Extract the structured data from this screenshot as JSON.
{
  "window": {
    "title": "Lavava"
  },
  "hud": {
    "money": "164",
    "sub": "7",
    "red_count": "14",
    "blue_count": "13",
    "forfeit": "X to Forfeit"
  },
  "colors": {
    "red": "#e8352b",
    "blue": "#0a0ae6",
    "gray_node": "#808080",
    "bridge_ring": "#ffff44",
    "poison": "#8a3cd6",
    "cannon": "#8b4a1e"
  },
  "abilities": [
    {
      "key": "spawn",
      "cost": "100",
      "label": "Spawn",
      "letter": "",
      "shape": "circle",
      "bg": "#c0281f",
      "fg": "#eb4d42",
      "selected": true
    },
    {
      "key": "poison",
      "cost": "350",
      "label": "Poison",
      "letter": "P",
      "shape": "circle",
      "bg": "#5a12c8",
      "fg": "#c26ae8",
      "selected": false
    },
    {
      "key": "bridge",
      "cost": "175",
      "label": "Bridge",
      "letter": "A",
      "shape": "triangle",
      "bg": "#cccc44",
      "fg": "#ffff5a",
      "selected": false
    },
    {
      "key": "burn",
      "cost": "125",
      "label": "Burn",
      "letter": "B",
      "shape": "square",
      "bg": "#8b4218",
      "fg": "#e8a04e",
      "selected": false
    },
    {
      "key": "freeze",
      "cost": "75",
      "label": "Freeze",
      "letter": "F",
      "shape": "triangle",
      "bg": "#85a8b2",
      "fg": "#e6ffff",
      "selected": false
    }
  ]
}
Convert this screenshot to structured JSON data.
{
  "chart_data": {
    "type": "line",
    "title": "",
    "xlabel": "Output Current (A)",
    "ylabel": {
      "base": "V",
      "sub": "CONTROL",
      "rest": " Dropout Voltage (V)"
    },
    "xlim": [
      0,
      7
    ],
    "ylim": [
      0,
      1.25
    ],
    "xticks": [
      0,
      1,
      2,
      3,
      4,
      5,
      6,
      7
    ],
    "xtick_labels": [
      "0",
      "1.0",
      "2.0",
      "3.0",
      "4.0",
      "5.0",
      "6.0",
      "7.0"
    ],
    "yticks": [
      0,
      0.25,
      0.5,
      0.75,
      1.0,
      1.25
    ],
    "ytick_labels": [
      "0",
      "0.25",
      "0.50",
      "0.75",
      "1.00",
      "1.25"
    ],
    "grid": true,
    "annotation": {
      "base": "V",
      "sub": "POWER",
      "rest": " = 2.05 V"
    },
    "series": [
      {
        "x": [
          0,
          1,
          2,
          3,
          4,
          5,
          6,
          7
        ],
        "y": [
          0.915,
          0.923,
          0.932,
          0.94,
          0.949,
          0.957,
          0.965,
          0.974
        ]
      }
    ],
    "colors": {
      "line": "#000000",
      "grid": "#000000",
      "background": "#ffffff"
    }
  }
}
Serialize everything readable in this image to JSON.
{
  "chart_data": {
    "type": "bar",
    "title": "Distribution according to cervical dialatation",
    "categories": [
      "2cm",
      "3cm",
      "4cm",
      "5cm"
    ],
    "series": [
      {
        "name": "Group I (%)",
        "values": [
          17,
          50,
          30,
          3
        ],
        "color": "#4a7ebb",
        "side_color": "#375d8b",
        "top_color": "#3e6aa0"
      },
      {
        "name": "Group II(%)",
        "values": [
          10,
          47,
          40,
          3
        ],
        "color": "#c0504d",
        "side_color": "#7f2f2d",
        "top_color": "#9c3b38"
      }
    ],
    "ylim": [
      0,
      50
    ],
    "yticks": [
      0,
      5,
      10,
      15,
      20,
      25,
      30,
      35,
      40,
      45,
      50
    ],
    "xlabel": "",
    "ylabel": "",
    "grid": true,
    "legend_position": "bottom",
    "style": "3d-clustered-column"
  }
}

_ _ _

:: Exercise aim ::
What is the number of lines in the data that hold the string "cost"? Answer with the number only.

:: Solution to this task ::
5